→ Given records

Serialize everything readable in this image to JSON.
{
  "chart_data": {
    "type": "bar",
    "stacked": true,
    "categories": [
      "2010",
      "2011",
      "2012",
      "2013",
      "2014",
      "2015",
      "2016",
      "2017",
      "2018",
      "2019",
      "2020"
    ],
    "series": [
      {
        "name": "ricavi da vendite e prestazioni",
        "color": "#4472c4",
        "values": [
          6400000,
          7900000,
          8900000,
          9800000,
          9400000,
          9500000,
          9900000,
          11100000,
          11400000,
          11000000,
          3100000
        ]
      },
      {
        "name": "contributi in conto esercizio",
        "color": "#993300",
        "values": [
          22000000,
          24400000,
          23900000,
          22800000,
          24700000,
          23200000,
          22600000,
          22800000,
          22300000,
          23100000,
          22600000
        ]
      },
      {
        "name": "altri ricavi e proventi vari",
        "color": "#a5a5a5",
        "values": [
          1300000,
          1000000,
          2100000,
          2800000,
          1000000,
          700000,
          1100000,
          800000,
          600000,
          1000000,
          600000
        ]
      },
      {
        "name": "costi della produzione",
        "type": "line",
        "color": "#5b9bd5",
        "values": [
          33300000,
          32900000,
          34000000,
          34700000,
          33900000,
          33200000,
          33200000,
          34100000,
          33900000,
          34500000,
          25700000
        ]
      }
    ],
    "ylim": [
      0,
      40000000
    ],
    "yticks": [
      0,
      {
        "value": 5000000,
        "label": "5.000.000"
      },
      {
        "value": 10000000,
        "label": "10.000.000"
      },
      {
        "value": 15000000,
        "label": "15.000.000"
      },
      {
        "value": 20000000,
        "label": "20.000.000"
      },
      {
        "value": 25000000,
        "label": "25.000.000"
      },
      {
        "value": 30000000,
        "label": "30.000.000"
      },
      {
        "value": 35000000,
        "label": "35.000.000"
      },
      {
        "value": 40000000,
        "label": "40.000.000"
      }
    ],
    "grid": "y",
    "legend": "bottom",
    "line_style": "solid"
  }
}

→ Your goal
Copy out every line from the data above that has "name" in it.

→ Finished task
        "name": "ricavi da vendite e prestazioni",
        "name": "contributi in conto esercizio",
        "name": "altri ricavi e proventi vari",
        "name": "costi della produzione",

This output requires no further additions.